• **Data lines**
|---|
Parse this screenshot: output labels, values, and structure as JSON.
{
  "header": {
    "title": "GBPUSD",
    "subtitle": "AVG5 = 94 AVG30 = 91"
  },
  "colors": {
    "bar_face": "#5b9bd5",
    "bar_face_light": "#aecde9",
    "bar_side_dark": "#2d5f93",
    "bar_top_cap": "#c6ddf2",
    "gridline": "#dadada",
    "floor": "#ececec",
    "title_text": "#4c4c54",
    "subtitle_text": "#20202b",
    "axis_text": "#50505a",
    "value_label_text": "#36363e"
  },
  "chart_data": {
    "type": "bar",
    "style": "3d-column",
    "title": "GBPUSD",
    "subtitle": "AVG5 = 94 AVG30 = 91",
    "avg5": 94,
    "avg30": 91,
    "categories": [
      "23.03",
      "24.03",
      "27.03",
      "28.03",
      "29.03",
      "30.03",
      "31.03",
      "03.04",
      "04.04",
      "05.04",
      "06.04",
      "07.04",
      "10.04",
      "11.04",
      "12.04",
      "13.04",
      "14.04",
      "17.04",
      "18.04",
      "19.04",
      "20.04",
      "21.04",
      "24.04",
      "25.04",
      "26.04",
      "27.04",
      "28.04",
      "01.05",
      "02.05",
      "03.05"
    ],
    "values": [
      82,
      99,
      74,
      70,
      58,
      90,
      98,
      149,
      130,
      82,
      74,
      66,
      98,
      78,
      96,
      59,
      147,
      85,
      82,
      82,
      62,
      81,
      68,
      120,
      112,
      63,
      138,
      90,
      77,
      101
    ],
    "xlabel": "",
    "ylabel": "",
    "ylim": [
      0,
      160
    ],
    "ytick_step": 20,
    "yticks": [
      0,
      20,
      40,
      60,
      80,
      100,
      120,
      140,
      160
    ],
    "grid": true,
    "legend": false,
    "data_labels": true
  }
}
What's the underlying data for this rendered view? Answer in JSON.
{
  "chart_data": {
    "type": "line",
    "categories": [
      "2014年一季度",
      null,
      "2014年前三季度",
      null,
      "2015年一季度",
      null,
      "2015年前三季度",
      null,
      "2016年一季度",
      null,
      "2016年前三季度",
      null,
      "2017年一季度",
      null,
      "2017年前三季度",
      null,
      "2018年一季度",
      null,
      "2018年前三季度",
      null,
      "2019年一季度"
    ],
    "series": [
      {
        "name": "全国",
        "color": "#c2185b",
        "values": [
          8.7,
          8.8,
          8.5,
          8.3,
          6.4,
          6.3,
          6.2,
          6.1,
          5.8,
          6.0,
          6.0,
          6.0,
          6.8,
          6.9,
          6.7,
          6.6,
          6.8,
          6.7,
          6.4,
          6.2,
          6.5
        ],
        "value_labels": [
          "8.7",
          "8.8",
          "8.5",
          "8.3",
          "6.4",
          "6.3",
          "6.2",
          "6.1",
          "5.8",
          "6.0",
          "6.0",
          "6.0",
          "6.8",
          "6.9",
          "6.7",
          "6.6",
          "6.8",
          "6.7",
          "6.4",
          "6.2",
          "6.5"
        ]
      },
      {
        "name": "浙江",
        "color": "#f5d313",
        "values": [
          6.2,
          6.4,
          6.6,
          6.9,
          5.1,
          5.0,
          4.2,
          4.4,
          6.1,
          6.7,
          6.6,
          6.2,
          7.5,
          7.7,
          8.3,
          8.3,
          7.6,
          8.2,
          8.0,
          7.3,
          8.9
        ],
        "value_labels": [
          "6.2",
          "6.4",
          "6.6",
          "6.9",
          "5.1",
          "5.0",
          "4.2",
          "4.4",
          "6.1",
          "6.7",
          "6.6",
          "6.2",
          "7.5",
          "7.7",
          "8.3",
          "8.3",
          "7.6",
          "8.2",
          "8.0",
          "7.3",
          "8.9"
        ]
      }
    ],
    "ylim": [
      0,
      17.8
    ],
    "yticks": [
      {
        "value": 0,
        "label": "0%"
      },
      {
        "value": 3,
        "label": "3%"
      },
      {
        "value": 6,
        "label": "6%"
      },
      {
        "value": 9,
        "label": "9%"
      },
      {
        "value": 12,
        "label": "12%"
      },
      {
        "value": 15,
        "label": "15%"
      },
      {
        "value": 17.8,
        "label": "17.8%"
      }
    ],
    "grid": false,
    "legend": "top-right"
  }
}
|---|
• **Stated problem**
Each record should come back exactly as written.

• **Complete answer**
Parse this screenshot: output labels, values, and structure as JSON.
{
  "header": {
    "title": "GBPUSD",
    "subtitle": "AVG5 = 94 AVG30 = 91"
  },
  "colors": {
    "bar_face": "#5b9bd5",
    "bar_face_light": "#aecde9",
    "bar_side_dark": "#2d5f93",
    "bar_top_cap": "#c6ddf2",
    "gridline": "#dadada",
    "floor": "#ececec",
    "title_text": "#4c4c54",
    "subtitle_text": "#20202b",
    "axis_text": "#50505a",
    "value_label_text": "#36363e"
  },
  "chart_data": {
    "type": "bar",
    "style": "3d-column",
    "title": "GBPUSD",
    "subtitle": "AVG5 = 94 AVG30 = 91",
    "avg5": 94,
    "avg30": 91,
    "categories": [
      "23.03",
      "24.03",
      "27.03",
      "28.03",
      "29.03",
      "30.03",
      "31.03",
      "03.04",
      "04.04",
      "05.04",
      "06.04",
      "07.04",
      "10.04",
      "11.04",
      "12.04",
      "13.04",
      "14.04",
      "17.04",
      "18.04",
      "19.04",
      "20.04",
      "21.04",
      "24.04",
      "25.04",
      "26.04",
      "27.04",
      "28.04",
      "01.05",
      "02.05",
      "03.05"
    ],
    "values": [
      82,
      99,
      74,
      70,
      58,
      90,
      98,
      149,
      130,
      82,
      74,
      66,
      98,
      78,
      96,
      59,
      147,
      85,
      82,
      82,
      62,
      81,
      68,
      120,
      112,
      63,
      138,
      90,
      77,
      101
    ],
    "xlabel": "",
    "ylabel": "",
    "ylim": [
      0,
      160
    ],
    "ytick_step": 20,
    "yticks": [
      0,
      20,
      40,
      60,
      80,
      100,
      120,
      140,
      160
    ],
    "grid": true,
    "legend": false,
    "data_labels": true
  }
}
What's the underlying data for this rendered view? Answer in JSON.
{
  "chart_data": {
    "type": "line",
    "categories": [
      "2014年一季度",
      null,
      "2014年前三季度",
      null,
      "2015年一季度",
      null,
      "2015年前三季度",
      null,
      "2016年一季度",
      null,
      "2016年前三季度",
      null,
      "2017年一季度",
      null,
      "2017年前三季度",
      null,
      "2018年一季度",
      null,
      "2018年前三季度",
      null,
      "2019年一季度"
    ],
    "series": [
      {
        "name": "全国",
        "color": "#c2185b",
        "values": [
          8.7,
          8.8,
          8.5,
          8.3,
          6.4,
          6.3,
          6.2,
          6.1,
          5.8,
          6.0,
          6.0,
          6.0,
          6.8,
          6.9,
          6.7,
          6.6,
          6.8,
          6.7,
          6.4,
          6.2,
          6.5
        ],
        "value_labels": [
          "8.7",
          "8.8",
          "8.5",
          "8.3",
          "6.4",
          "6.3",
          "6.2",
          "6.1",
          "5.8",
          "6.0",
          "6.0",
          "6.0",
          "6.8",
          "6.9",
          "6.7",
          "6.6",
          "6.8",
          "6.7",
          "6.4",
          "6.2",
          "6.5"
        ]
      },
      {
        "name": "浙江",
        "color": "#f5d313",
        "values": [
          6.2,
          6.4,
          6.6,
          6.9,
          5.1,
          5.0,
          4.2,
          4.4,
          6.1,
          6.7,
          6.6,
          6.2,
          7.5,
          7.7,
          8.3,
          8.3,
          7.6,
          8.2,
          8.0,
          7.3,
          8.9
        ],
        "value_labels": [
          "6.2",
          "6.4",
          "6.6",
          "6.9",
          "5.1",
          "5.0",
          "4.2",
          "4.4",
          "6.1",
          "6.7",
          "6.6",
          "6.2",
          "7.5",
          "7.7",
          "8.3",
          "8.3",
          "7.6",
          "8.2",
          "8.0",
          "7.3",
          "8.9"
        ]
      }
    ],
    "ylim": [
      0,
      17.8
    ],
    "yticks": [
      {
        "value": 0,
        "label": "0%"
      },
      {
        "value": 3,
        "label": "3%"
      },
      {
        "value": 6,
        "label": "6%"
      },
      {
        "value": 9,
        "label": "9%"
      },
      {
        "value": 12,
        "label": "12%"
      },
      {
        "value": 15,
        "label": "15%"
      },
      {
        "value": 17.8,
        "label": "17.8%"
      }
    ],
    "grid": false,
    "legend": "top-right"
  }
}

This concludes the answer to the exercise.